Records excerpted from a collection
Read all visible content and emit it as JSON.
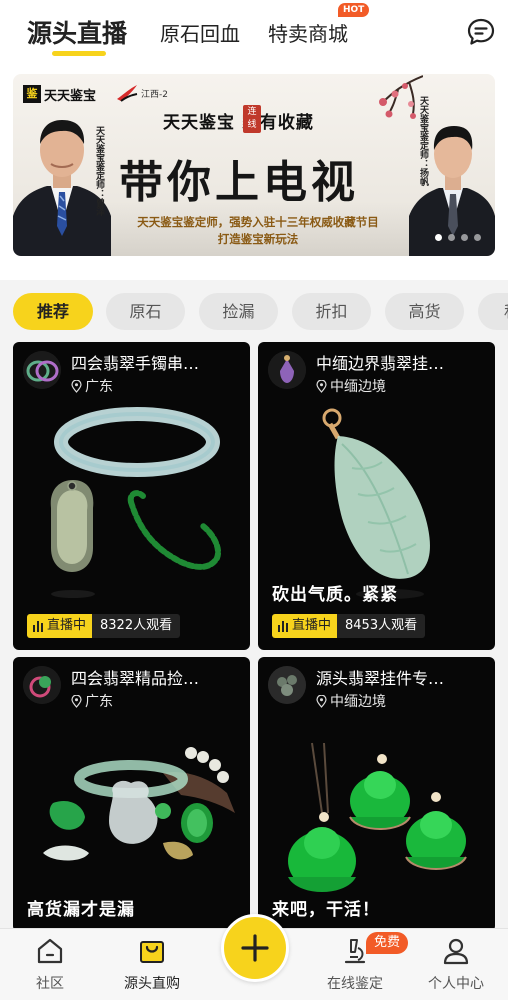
{
  "top_nav": {
    "tabs": [
      {
        "label": "源头直播"
      },
      {
        "label": "原石回血"
      },
      {
        "label": "特卖商城"
      }
    ],
    "hot_badge": "HOT",
    "message_icon": "chat-bubble-icon"
  },
  "banner": {
    "logo_text": "天天鉴宝",
    "logo_mark": "鉴",
    "partner_text": "江西-2",
    "title": "天天鉴宝 家有收藏",
    "link_seal": "连线",
    "headline": "带你上电视",
    "subtitle_line1": "天天鉴宝鉴定师，强势入驻十三年权威收藏节目",
    "subtitle_line2": "打造鉴宝新玩法",
    "left_host_label": "天天鉴宝鉴定师：曾泽",
    "right_host_label": "天天鉴宝鉴定师：扬帆",
    "slide_count": 4,
    "active_slide": 1
  },
  "categories": [
    {
      "label": "推荐",
      "active": true
    },
    {
      "label": "原石"
    },
    {
      "label": "捡漏"
    },
    {
      "label": "折扣"
    },
    {
      "label": "高货"
    },
    {
      "label": "私"
    }
  ],
  "streams": [
    {
      "title": "四会翡翠手镯串…",
      "location": "广东",
      "caption": "",
      "status": "直播中",
      "viewers": "8322人观看"
    },
    {
      "title": "中缅边界翡翠挂…",
      "location": "中缅边境",
      "caption": "砍出气质。紧紧",
      "status": "直播中",
      "viewers": "8453人观看"
    },
    {
      "title": "四会翡翠精品捡…",
      "location": "广东",
      "caption": "高货漏才是漏"
    },
    {
      "title": "源头翡翠挂件专…",
      "location": "中缅边境",
      "caption": "来吧，干活！"
    }
  ],
  "bottom_nav": {
    "items": [
      {
        "label": "社区",
        "icon": "home-icon"
      },
      {
        "label": "源头直购",
        "icon": "shopping-bag-icon",
        "active": true
      },
      {
        "label": "",
        "icon": "plus-icon"
      },
      {
        "label": "在线鉴定",
        "icon": "microscope-icon"
      },
      {
        "label": "个人中心",
        "icon": "person-icon"
      }
    ],
    "free_badge": "免费"
  },
  "colors": {
    "accent_yellow": "#f7d31c",
    "badge_orange": "#f25b27",
    "card_bg": "#070707",
    "page_bg": "#f3f3f3"
  }
}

Exercise brief >>
From the entries above, extract each line containing "天天鉴宝鉴定师".

Correct response >>
    "subtitle_line1": "天天鉴宝鉴定师，强势入驻十三年权威收藏节目",
    "left_host_label": "天天鉴宝鉴定师：曾泽",
    "right_host_label": "天天鉴宝鉴定师：扬帆",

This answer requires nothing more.